***** INPUT MATERIAL

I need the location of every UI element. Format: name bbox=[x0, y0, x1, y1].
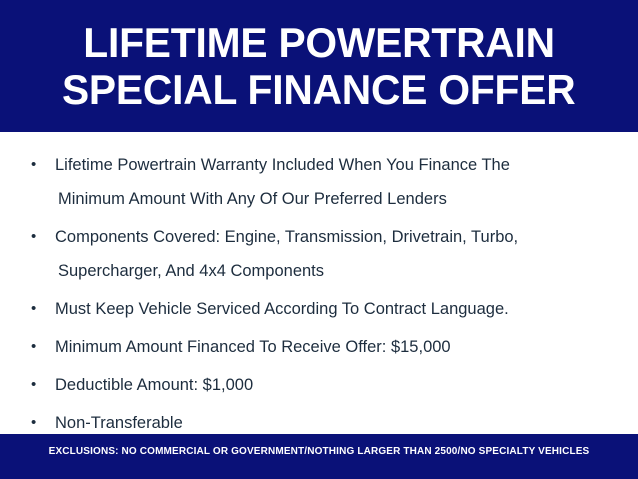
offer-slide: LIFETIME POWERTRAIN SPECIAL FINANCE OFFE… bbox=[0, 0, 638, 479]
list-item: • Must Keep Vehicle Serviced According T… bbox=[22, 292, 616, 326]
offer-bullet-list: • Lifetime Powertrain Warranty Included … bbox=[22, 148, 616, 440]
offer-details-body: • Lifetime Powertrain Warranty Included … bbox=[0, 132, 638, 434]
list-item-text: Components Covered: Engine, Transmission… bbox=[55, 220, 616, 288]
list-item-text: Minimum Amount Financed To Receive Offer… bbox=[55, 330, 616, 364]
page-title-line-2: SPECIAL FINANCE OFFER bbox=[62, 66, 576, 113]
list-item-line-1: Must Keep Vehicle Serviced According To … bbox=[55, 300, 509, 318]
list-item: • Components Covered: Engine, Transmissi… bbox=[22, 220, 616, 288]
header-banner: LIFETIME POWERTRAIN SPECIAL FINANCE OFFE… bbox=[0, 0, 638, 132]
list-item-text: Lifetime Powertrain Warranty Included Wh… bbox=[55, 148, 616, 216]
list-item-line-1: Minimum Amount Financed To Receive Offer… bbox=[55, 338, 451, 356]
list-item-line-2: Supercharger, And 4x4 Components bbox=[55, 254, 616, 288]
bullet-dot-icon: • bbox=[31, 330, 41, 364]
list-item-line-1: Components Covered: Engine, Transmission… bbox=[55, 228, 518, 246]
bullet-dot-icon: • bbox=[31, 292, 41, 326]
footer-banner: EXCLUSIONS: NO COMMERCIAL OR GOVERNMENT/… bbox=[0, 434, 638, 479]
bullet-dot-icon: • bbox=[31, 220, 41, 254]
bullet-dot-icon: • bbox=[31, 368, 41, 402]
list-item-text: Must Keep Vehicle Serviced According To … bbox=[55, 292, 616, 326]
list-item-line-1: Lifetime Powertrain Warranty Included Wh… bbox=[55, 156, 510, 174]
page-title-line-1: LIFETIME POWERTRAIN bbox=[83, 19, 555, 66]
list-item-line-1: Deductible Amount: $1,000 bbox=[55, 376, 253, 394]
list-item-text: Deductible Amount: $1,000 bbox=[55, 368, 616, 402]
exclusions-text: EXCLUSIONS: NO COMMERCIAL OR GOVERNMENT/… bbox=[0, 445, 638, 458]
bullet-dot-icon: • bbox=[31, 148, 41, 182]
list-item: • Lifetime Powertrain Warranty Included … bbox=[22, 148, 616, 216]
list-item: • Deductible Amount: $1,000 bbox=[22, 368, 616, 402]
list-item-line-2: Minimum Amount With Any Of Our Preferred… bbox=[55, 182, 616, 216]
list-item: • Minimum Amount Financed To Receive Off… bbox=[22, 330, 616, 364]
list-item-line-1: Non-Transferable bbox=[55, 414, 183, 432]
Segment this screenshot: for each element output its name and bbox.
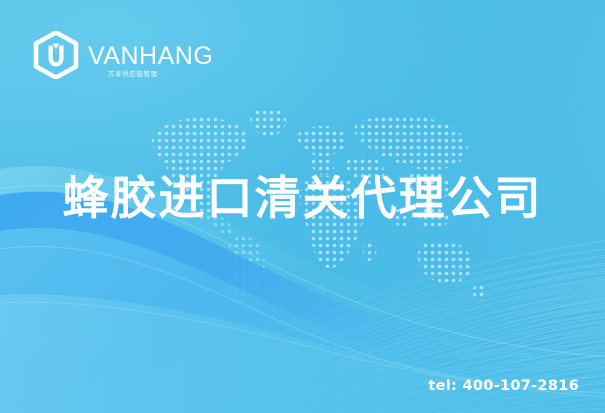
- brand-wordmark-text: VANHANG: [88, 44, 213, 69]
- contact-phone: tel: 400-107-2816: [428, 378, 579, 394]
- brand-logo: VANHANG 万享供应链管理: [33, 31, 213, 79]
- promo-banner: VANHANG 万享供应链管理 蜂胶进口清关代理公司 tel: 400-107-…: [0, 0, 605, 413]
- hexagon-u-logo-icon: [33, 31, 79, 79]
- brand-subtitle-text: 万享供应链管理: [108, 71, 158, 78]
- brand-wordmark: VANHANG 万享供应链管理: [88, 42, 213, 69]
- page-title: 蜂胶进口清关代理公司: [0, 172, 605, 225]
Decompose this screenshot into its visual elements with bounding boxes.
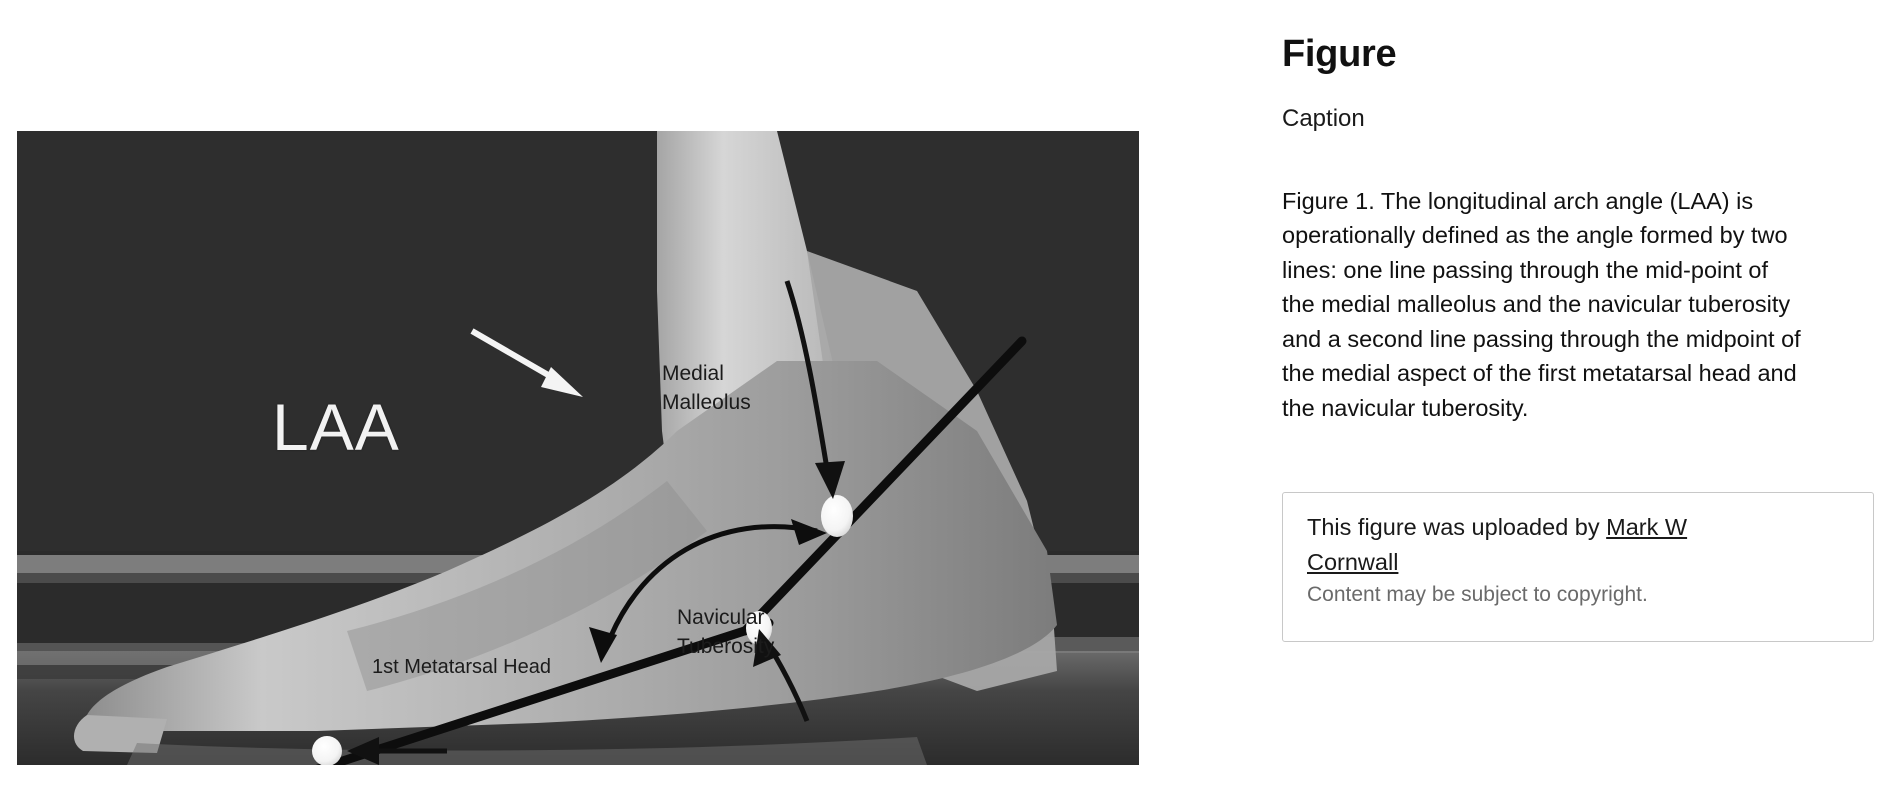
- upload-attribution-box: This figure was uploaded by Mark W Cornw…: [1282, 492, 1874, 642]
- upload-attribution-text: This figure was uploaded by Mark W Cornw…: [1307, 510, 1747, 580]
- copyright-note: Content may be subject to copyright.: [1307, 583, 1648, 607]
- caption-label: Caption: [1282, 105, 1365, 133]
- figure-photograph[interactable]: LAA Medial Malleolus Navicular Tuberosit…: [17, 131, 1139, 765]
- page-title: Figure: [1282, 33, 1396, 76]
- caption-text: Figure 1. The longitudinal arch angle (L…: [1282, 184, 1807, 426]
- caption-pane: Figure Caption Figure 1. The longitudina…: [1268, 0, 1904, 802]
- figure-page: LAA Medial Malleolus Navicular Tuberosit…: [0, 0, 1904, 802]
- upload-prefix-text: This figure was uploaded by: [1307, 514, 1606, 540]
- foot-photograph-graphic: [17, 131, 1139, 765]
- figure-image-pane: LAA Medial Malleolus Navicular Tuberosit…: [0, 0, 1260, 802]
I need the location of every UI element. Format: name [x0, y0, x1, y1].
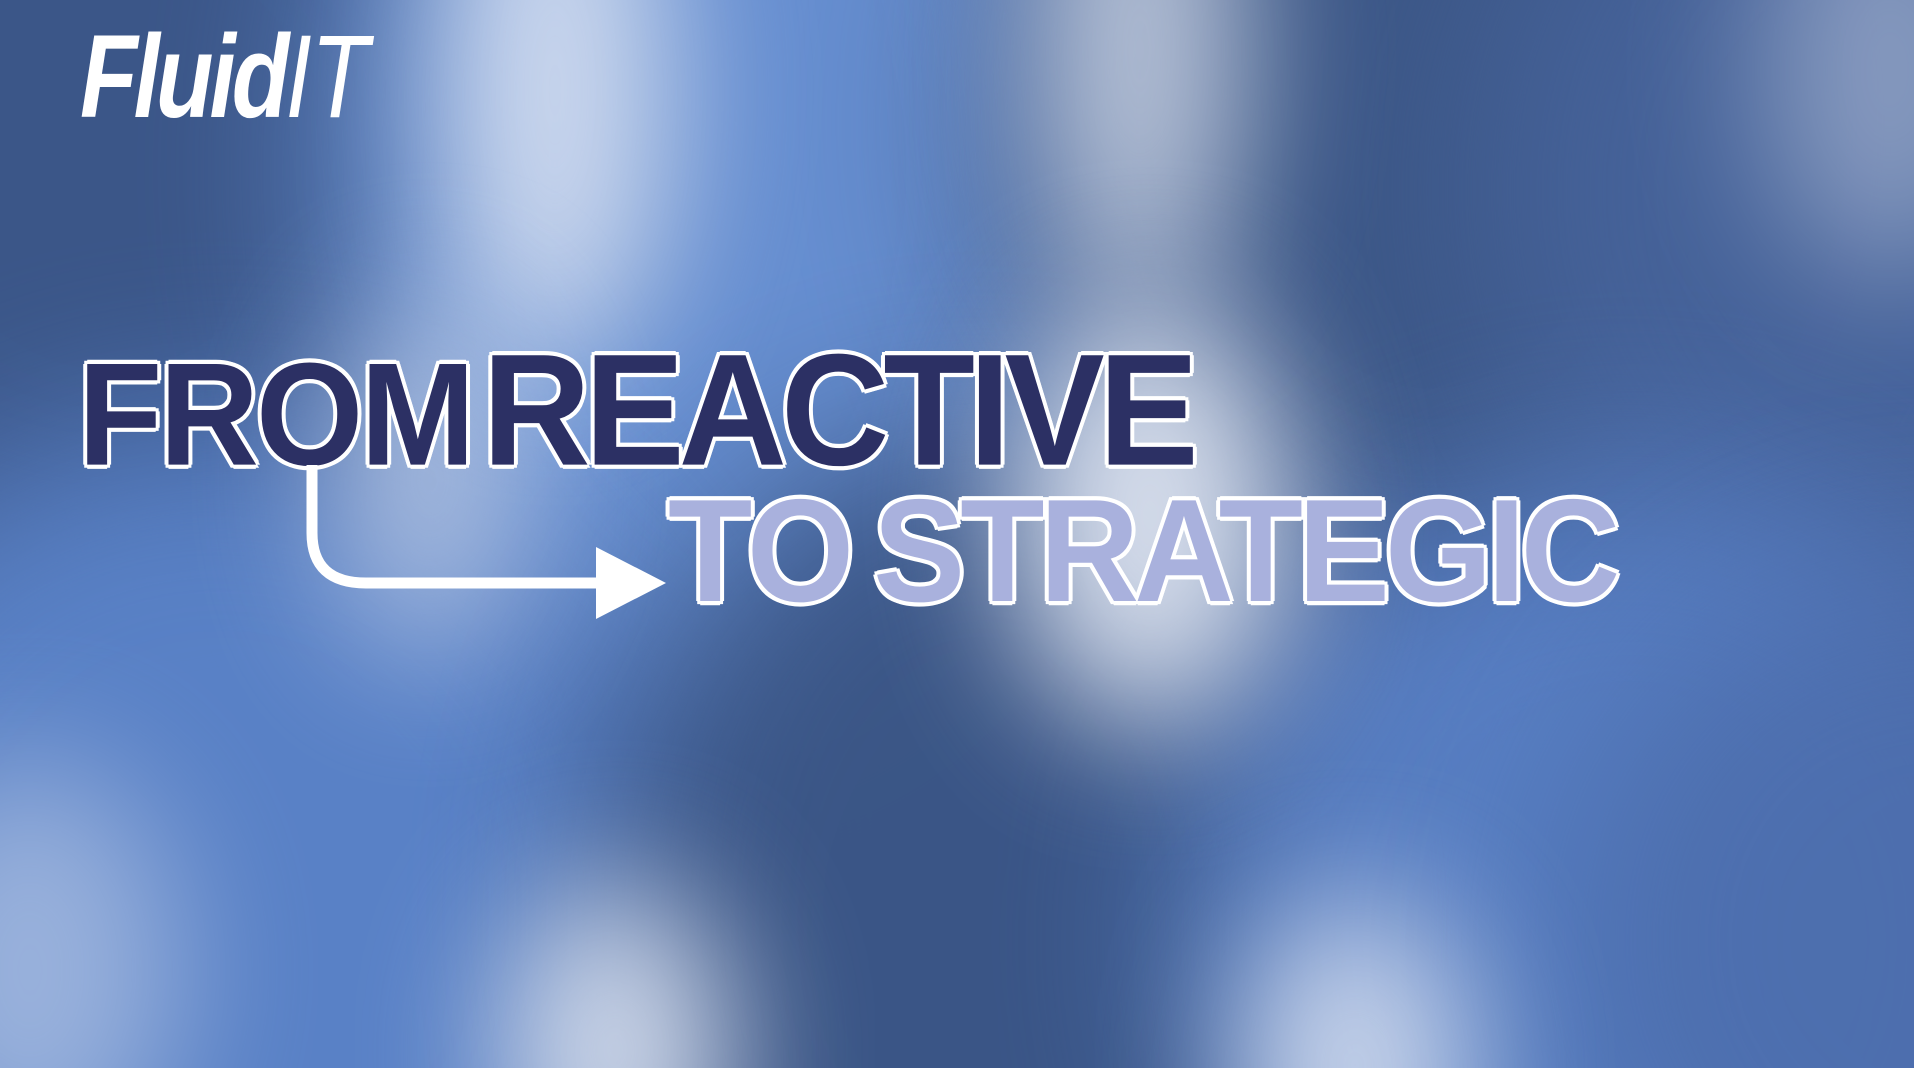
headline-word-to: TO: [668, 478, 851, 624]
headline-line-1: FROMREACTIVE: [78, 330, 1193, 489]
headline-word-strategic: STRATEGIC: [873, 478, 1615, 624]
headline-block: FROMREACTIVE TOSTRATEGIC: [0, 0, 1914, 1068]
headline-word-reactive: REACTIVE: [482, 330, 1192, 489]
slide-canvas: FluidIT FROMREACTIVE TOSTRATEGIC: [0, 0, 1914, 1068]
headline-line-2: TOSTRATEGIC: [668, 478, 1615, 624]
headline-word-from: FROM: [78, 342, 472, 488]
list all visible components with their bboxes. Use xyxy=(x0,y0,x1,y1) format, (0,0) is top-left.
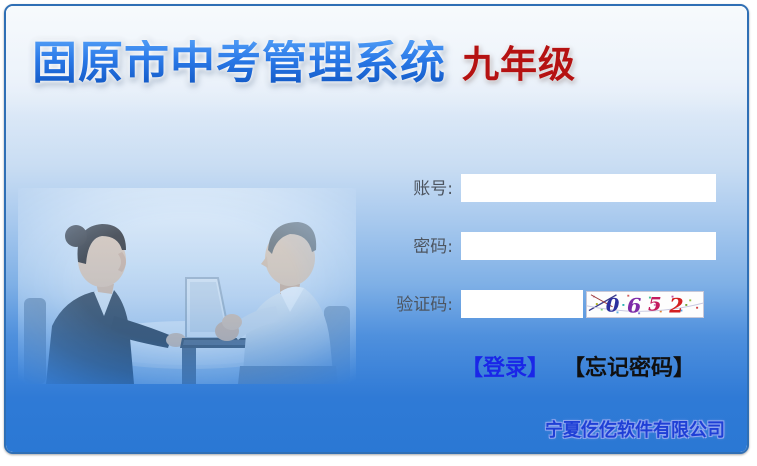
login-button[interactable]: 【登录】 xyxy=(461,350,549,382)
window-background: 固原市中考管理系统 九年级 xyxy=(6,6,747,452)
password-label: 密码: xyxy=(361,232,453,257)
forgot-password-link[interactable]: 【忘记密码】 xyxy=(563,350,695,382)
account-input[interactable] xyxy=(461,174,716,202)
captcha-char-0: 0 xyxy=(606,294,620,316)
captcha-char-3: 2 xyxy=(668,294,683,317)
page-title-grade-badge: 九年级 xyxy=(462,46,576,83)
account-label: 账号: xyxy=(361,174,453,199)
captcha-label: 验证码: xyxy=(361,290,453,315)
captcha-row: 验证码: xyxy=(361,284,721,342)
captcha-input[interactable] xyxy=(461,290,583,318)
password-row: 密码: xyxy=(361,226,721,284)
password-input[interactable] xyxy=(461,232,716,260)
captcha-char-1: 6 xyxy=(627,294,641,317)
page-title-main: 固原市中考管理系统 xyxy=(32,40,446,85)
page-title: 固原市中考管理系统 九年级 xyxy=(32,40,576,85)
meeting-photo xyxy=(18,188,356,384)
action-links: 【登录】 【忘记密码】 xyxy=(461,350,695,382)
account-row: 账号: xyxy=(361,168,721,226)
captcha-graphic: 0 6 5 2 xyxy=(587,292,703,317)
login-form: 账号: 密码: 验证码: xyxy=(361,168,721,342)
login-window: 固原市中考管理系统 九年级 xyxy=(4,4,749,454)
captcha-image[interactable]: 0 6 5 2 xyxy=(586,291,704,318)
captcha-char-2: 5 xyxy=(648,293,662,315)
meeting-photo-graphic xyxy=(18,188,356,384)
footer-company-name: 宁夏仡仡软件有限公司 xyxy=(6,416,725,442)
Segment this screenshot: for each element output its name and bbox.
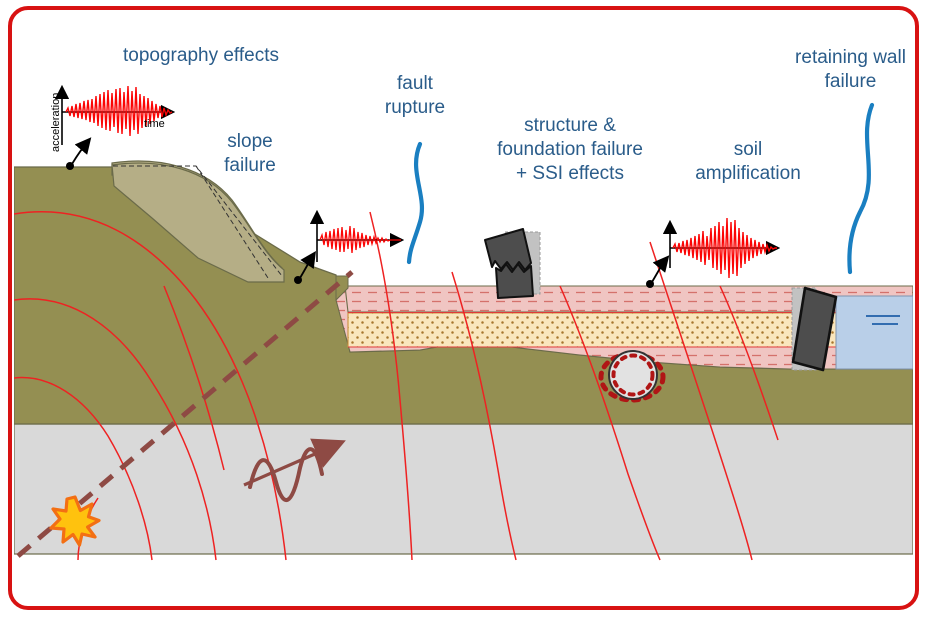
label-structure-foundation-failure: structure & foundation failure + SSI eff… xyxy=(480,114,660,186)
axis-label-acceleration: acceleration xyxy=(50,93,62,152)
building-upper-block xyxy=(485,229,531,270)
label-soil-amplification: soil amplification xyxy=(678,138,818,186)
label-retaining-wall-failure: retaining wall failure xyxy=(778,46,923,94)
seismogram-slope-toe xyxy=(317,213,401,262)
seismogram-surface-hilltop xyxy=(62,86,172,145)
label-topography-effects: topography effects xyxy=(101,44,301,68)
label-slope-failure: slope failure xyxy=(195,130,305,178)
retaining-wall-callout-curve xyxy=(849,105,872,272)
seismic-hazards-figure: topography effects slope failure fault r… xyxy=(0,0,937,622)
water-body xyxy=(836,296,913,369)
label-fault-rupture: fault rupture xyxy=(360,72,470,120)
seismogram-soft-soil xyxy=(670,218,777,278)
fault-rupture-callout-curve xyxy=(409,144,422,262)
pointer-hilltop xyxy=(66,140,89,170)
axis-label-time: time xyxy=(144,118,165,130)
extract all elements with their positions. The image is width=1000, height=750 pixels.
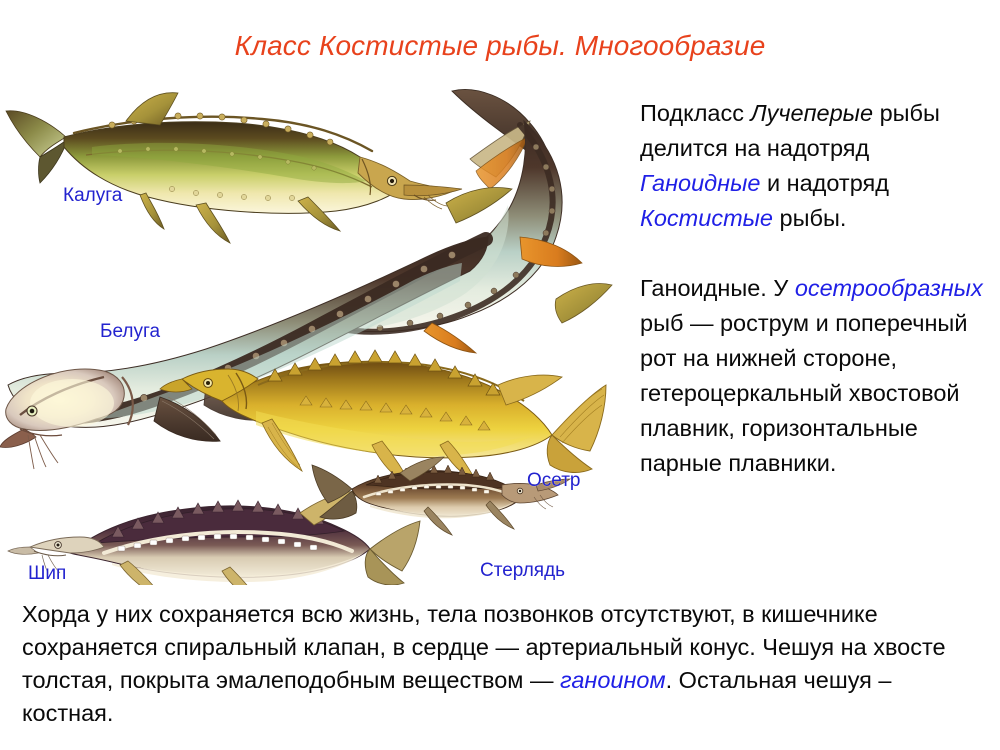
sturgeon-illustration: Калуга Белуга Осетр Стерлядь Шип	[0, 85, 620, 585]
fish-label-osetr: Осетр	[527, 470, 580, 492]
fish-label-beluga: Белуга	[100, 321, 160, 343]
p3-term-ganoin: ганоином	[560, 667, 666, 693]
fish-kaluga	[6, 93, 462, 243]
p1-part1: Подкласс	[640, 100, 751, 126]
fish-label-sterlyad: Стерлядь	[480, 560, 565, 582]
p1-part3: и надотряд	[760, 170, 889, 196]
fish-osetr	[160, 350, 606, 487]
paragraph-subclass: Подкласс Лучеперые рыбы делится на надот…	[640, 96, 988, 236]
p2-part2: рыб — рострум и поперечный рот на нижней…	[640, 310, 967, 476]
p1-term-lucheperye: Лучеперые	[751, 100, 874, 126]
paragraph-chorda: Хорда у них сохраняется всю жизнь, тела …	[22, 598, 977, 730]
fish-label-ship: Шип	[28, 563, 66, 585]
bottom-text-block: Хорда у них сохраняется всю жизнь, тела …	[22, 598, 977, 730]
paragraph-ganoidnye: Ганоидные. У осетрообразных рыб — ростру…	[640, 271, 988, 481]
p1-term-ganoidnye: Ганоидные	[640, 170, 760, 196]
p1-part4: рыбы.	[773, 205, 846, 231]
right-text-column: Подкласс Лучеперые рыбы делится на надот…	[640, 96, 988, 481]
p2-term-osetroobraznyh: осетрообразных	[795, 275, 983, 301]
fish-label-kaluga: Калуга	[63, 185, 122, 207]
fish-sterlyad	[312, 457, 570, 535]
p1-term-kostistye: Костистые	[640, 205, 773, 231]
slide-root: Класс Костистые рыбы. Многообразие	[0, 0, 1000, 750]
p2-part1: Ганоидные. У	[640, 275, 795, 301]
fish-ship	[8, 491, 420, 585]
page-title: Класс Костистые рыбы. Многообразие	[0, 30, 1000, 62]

**********

DIRECTIONS FOR THIS TASK: Copy out the lines of the records, starting at the line containing "- upload-attribution-box: This" and continuing up to and including the line containing "- caption-label: Caption: [1282, 105, 1365, 133]".

TASK ANSWER:
- upload-attribution-box: This figure was uploaded by Mark W Cornw…: [1282, 492, 1874, 642]
- upload-attribution-text: This figure was uploaded by Mark W Cornw…: [1307, 510, 1747, 580]
- copyright-note: Content may be subject to copyright.: [1307, 583, 1648, 607]
- caption-label: Caption: [1282, 105, 1365, 133]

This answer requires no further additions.